Petite étude de Dominique Zinenberg 

sur trois recueils de Pascal Hermouet aux éditions Unicité :

Sillage (2019, 13€), Passage à l’heure d’hiver (2020, 12€), Mosaïques (2020, 12€)

 

Toujours tu chériras la complexité morcelée

 

Sillage et Mosaïques sont composés en trois parties : Partance, Traversée, Ancrage pour l’un, ce qui d’emblée impose le décor maritime, et une trajectoire ; Tessella, Umbra, Lux pour l’autre, situant les poèmes dans une dimension linguistique qui ramène à l’Antiquité et au monde méditerranéen. Passage à l’heure d’hiver ne contient que deux parties : « Le jour j’entends le ressac de la nuit » ; « La nuit je vois tous les cristaux du jour » qui jouent sur les oppositions jour/nuit et entendre/voir comme si les deux expériences se neutralisaient ou que les paradoxes qu’elles mettaient en lumière étaient la visée du texte et dans un très beau chiasme prometteur.

[Entrées de position des éléments]
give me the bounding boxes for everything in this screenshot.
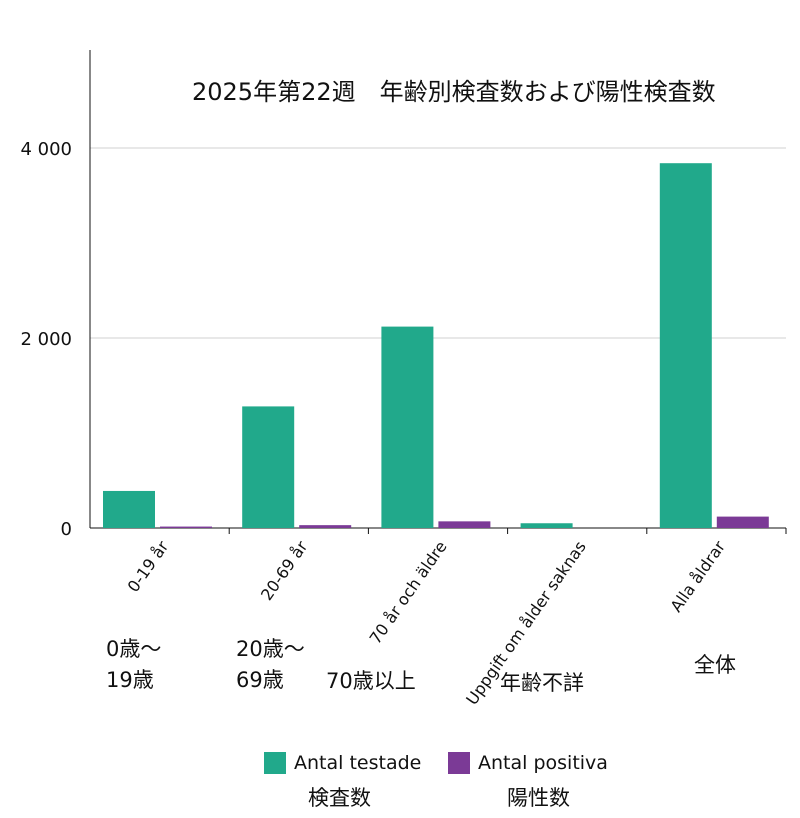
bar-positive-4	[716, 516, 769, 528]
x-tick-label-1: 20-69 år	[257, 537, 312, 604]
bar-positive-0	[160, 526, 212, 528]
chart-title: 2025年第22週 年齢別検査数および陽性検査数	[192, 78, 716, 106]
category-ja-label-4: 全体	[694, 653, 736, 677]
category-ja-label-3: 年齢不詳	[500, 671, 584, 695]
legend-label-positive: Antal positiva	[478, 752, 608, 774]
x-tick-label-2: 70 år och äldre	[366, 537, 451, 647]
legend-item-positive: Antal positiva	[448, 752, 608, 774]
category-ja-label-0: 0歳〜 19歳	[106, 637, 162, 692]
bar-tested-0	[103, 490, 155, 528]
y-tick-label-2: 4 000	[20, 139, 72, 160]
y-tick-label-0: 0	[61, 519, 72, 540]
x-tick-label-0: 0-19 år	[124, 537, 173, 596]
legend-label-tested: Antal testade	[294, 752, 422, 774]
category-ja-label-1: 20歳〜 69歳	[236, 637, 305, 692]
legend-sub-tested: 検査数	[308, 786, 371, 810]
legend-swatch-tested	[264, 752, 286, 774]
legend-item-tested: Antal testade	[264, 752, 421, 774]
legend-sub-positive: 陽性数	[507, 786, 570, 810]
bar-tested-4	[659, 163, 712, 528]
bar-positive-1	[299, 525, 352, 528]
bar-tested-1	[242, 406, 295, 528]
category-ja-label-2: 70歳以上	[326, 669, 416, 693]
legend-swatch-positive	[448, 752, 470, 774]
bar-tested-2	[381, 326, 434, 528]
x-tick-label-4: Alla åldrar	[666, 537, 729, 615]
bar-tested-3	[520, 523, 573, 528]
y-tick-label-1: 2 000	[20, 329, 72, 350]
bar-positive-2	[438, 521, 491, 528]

## [Consigne 1]
Recopiez intégralement l'étude consacrée aux trois recueils de Pascal Hermouet.
## [Consigne 2]
Mettez en liste numérotée les lignes des rangées, en commençant à celle qui contient « 516, 769, 528] » et en vous arrêtant après celle qui contient « 752, 421, 774] ». Laissez de côté les lignes vides.
L'étude et les rangées sont indépendantes l'une de l'autre.

## [Résultat attendu 1]
Petite étude de Dominique Zinenberg 

sur trois recueils de Pascal Hermouet aux éditions Unicité :

Sillage (2019, 13€), Passage à l’heure d’hiver (2020, 12€), Mosaïques (2020, 12€)

 

Toujours tu chériras la complexité morcelée

 

Sillage et Mosaïques sont composés en trois parties : Partance, Traversée, Ancrage pour l’un, ce qui d’emblée impose le décor maritime, et une trajectoire ; Tessella, Umbra, Lux pour l’autre, situant les poèmes dans une dimension linguistique qui ramène à l’Antiquité et au monde méditerranéen. Passage à l’heure d’hiver ne contient que deux parties : « Le jour j’entends le ressac de la nuit » ; « La nuit je vois tous les cristaux du jour » qui jouent sur les oppositions jour/nuit et entendre/voir comme si les deux expériences se neutralisaient ou que les paradoxes qu’elles mettaient en lumière étaient la visée du texte et dans un très beau chiasme prometteur.

## [Résultat attendu 2]
1. bar-positive-4	[716, 516, 769, 528]
2. x-tick-label-1: 20-69 år	[257, 537, 312, 604]
3. bar-positive-0	[160, 526, 212, 528]
4. chart-title: 2025年第22週 年齢別検査数および陽性検査数	[192, 78, 716, 106]
5. category-ja-label-4: 全体	[694, 653, 736, 677]
6. category-ja-label-3: 年齢不詳	[500, 671, 584, 695]
7. legend-label-positive: Antal positiva	[478, 752, 608, 774]
8. x-tick-label-2: 70 år och äldre	[366, 537, 451, 647]
9. legend-item-positive: Antal positiva	[448, 752, 608, 774]
10. category-ja-label-0: 0歳〜 19歳	[106, 637, 162, 692]
11. bar-tested-0	[103, 490, 155, 528]
12. y-tick-label-2: 4 000	[20, 139, 72, 160]
13. y-tick-label-0: 0	[61, 519, 72, 540]
14. x-tick-label-0: 0-19 år	[124, 537, 173, 596]
15. legend-label-tested: Antal testade	[294, 752, 422, 774]
16. category-ja-label-1: 20歳〜 69歳	[236, 637, 305, 692]
17. legend-sub-tested: 検査数	[308, 786, 371, 810]
18. legend-swatch-tested	[264, 752, 286, 774]
19. legend-item-tested: Antal testade	[264, 752, 421, 774]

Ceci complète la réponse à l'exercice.